- What the exercise asks -
Write out the records below once more, exactly as they stand.

- Records shown -
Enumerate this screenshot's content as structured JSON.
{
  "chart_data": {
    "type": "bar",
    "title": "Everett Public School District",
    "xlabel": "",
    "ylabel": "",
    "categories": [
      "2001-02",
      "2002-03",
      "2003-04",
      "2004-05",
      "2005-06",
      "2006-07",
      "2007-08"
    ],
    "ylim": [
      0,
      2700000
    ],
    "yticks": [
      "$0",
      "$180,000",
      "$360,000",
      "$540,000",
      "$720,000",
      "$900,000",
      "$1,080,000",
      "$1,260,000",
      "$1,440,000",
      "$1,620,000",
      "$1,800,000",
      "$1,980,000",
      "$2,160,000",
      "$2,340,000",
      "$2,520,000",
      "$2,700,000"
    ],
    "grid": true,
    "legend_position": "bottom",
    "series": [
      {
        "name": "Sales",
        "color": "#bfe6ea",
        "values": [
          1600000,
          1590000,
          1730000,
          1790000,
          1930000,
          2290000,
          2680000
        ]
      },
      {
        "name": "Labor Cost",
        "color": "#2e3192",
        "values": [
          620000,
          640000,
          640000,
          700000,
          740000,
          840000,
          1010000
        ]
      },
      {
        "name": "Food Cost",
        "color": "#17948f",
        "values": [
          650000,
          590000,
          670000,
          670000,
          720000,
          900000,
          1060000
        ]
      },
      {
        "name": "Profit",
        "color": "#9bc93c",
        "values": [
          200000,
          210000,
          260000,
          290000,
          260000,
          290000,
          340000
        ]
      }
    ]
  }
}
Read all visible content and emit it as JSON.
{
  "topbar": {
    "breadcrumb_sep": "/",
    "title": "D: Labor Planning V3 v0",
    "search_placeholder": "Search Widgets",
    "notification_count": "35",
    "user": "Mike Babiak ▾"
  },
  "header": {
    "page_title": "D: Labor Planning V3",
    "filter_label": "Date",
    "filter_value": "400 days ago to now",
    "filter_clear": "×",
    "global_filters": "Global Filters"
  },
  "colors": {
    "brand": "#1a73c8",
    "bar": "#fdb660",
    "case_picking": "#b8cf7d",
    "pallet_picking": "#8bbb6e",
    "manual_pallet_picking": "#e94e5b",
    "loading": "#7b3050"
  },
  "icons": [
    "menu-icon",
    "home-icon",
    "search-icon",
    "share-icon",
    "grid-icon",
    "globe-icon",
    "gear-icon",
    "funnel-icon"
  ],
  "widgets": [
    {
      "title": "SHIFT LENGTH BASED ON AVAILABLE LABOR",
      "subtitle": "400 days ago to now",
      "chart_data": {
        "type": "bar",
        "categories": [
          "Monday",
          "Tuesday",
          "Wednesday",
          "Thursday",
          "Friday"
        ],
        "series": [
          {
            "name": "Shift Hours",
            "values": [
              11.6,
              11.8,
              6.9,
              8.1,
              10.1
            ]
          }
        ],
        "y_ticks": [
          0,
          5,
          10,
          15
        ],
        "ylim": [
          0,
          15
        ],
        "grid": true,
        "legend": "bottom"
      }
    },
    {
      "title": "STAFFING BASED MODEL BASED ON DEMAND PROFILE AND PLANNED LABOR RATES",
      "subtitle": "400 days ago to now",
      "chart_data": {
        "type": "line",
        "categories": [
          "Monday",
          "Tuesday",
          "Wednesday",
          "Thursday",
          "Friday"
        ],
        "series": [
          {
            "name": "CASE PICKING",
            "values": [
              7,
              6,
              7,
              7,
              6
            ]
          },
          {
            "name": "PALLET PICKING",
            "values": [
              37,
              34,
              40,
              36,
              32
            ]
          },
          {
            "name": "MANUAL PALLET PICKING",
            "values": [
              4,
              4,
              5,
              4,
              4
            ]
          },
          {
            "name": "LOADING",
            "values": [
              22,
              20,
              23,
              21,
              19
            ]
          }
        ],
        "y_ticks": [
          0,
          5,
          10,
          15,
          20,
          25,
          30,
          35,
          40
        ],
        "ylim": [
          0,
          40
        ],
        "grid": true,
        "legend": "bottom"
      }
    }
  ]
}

- Exercise solution -
Enumerate this screenshot's content as structured JSON.
{
  "chart_data": {
    "type": "bar",
    "title": "Everett Public School District",
    "xlabel": "",
    "ylabel": "",
    "categories": [
      "2001-02",
      "2002-03",
      "2003-04",
      "2004-05",
      "2005-06",
      "2006-07",
      "2007-08"
    ],
    "ylim": [
      0,
      2700000
    ],
    "yticks": [
      "$0",
      "$180,000",
      "$360,000",
      "$540,000",
      "$720,000",
      "$900,000",
      "$1,080,000",
      "$1,260,000",
      "$1,440,000",
      "$1,620,000",
      "$1,800,000",
      "$1,980,000",
      "$2,160,000",
      "$2,340,000",
      "$2,520,000",
      "$2,700,000"
    ],
    "grid": true,
    "legend_position": "bottom",
    "series": [
      {
        "name": "Sales",
        "color": "#bfe6ea",
        "values": [
          1600000,
          1590000,
          1730000,
          1790000,
          1930000,
          2290000,
          2680000
        ]
      },
      {
        "name": "Labor Cost",
        "color": "#2e3192",
        "values": [
          620000,
          640000,
          640000,
          700000,
          740000,
          840000,
          1010000
        ]
      },
      {
        "name": "Food Cost",
        "color": "#17948f",
        "values": [
          650000,
          590000,
          670000,
          670000,
          720000,
          900000,
          1060000
        ]
      },
      {
        "name": "Profit",
        "color": "#9bc93c",
        "values": [
          200000,
          210000,
          260000,
          290000,
          260000,
          290000,
          340000
        ]
      }
    ]
  }
}
Read all visible content and emit it as JSON.
{
  "topbar": {
    "breadcrumb_sep": "/",
    "title": "D: Labor Planning V3 v0",
    "search_placeholder": "Search Widgets",
    "notification_count": "35",
    "user": "Mike Babiak ▾"
  },
  "header": {
    "page_title": "D: Labor Planning V3",
    "filter_label": "Date",
    "filter_value": "400 days ago to now",
    "filter_clear": "×",
    "global_filters": "Global Filters"
  },
  "colors": {
    "brand": "#1a73c8",
    "bar": "#fdb660",
    "case_picking": "#b8cf7d",
    "pallet_picking": "#8bbb6e",
    "manual_pallet_picking": "#e94e5b",
    "loading": "#7b3050"
  },
  "icons": [
    "menu-icon",
    "home-icon",
    "search-icon",
    "share-icon",
    "grid-icon",
    "globe-icon",
    "gear-icon",
    "funnel-icon"
  ],
  "widgets": [
    {
      "title": "SHIFT LENGTH BASED ON AVAILABLE LABOR",
      "subtitle": "400 days ago to now",
      "chart_data": {
        "type": "bar",
        "categories": [
          "Monday",
          "Tuesday",
          "Wednesday",
          "Thursday",
          "Friday"
        ],
        "series": [
          {
            "name": "Shift Hours",
            "values": [
              11.6,
              11.8,
              6.9,
              8.1,
              10.1
            ]
          }
        ],
        "y_ticks": [
          0,
          5,
          10,
          15
        ],
        "ylim": [
          0,
          15
        ],
        "grid": true,
        "legend": "bottom"
      }
    },
    {
      "title": "STAFFING BASED MODEL BASED ON DEMAND PROFILE AND PLANNED LABOR RATES",
      "subtitle": "400 days ago to now",
      "chart_data": {
        "type": "line",
        "categories": [
          "Monday",
          "Tuesday",
          "Wednesday",
          "Thursday",
          "Friday"
        ],
        "series": [
          {
            "name": "CASE PICKING",
            "values": [
              7,
              6,
              7,
              7,
              6
            ]
          },
          {
            "name": "PALLET PICKING",
            "values": [
              37,
              34,
              40,
              36,
              32
            ]
          },
          {
            "name": "MANUAL PALLET PICKING",
            "values": [
              4,
              4,
              5,
              4,
              4
            ]
          },
          {
            "name": "LOADING",
            "values": [
              22,
              20,
              23,
              21,
              19
            ]
          }
        ],
        "y_ticks": [
          0,
          5,
          10,
          15,
          20,
          25,
          30,
          35,
          40
        ],
        "ylim": [
          0,
          40
        ],
        "grid": true,
        "legend": "bottom"
      }
    }
  ]
}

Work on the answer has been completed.